Output each entry exactly; skip nothing.

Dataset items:

-*-

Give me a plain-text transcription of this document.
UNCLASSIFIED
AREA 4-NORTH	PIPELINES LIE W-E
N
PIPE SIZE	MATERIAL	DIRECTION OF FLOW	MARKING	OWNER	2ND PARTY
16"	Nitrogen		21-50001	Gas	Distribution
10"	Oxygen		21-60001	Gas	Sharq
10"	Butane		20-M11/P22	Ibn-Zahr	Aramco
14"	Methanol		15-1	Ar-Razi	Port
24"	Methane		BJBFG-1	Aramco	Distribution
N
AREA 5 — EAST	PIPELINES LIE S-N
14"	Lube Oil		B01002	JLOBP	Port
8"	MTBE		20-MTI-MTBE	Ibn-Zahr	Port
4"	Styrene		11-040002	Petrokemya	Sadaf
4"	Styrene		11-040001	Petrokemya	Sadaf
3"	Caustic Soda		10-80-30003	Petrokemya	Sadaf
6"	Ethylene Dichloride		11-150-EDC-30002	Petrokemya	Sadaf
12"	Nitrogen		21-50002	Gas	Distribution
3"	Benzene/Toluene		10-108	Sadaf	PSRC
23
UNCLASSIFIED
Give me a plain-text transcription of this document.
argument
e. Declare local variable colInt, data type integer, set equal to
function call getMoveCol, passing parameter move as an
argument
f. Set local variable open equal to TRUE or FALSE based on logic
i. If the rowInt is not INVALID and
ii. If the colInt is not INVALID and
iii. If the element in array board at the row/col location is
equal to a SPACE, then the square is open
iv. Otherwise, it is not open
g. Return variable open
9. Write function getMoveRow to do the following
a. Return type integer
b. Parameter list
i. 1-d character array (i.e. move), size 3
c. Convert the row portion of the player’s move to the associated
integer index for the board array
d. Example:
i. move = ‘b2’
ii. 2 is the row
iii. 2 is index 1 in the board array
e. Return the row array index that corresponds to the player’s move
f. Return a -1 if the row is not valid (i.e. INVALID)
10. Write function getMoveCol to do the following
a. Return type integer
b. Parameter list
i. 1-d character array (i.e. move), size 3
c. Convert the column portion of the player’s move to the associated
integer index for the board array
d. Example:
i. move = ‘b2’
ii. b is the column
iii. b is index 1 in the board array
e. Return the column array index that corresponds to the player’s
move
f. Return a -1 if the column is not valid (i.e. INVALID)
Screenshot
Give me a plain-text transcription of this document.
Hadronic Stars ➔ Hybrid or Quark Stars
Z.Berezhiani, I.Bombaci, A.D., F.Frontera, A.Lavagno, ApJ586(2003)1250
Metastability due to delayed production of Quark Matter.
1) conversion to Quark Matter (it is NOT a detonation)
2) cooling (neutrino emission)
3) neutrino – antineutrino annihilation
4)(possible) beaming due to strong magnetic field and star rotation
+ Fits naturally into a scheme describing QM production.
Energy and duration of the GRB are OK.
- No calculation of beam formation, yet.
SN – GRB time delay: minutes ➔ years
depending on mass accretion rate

-*-

PROBLEM SOLUTION
Give me a plain-text transcription of this document.
UNCLASSIFIED
AREA 4-NORTH	PIPELINES LIE W-E
N
PIPE SIZE	MATERIAL	DIRECTION OF FLOW	MARKING	OWNER	2ND PARTY
16"	Nitrogen		21-50001	Gas	Distribution
10"	Oxygen		21-60001	Gas	Sharq
10"	Butane		20-M11/P22	Ibn-Zahr	Aramco
14"	Methanol		15-1	Ar-Razi	Port
24"	Methane		BJBFG-1	Aramco	Distribution
N
AREA 5 — EAST	PIPELINES LIE S-N
14"	Lube Oil		B01002	JLOBP	Port
8"	MTBE		20-MTI-MTBE	Ibn-Zahr	Port
4"	Styrene		11-040002	Petrokemya	Sadaf
4"	Styrene		11-040001	Petrokemya	Sadaf
3"	Caustic Soda		10-80-30003	Petrokemya	Sadaf
6"	Ethylene Dichloride		11-150-EDC-30002	Petrokemya	Sadaf
12"	Nitrogen		21-50002	Gas	Distribution
3"	Benzene/Toluene		10-108	Sadaf	PSRC
23
UNCLASSIFIED
Give me a plain-text transcription of this document.
argument
e. Declare local variable colInt, data type integer, set equal to
function call getMoveCol, passing parameter move as an
argument
f. Set local variable open equal to TRUE or FALSE based on logic
i. If the rowInt is not INVALID and
ii. If the colInt is not INVALID and
iii. If the element in array board at the row/col location is
equal to a SPACE, then the square is open
iv. Otherwise, it is not open
g. Return variable open
9. Write function getMoveRow to do the following
a. Return type integer
b. Parameter list
i. 1-d character array (i.e. move), size 3
c. Convert the row portion of the player’s move to the associated
integer index for the board array
d. Example:
i. move = ‘b2’
ii. 2 is the row
iii. 2 is index 1 in the board array
e. Return the row array index that corresponds to the player’s move
f. Return a -1 if the row is not valid (i.e. INVALID)
10. Write function getMoveCol to do the following
a. Return type integer
b. Parameter list
i. 1-d character array (i.e. move), size 3
c. Convert the column portion of the player’s move to the associated
integer index for the board array
d. Example:
i. move = ‘b2’
ii. b is the column
iii. b is index 1 in the board array
e. Return the column array index that corresponds to the player’s
move
f. Return a -1 if the column is not valid (i.e. INVALID)
Screenshot
Give me a plain-text transcription of this document.
Hadronic Stars ➔ Hybrid or Quark Stars
Z.Berezhiani, I.Bombaci, A.D., F.Frontera, A.Lavagno, ApJ586(2003)1250
Metastability due to delayed production of Quark Matter.
1) conversion to Quark Matter (it is NOT a detonation)
2) cooling (neutrino emission)
3) neutrino – antineutrino annihilation
4)(possible) beaming due to strong magnetic field and star rotation
+ Fits naturally into a scheme describing QM production.
Energy and duration of the GRB are OK.
- No calculation of beam formation, yet.
SN – GRB time delay: minutes ➔ years
depending on mass accretion rate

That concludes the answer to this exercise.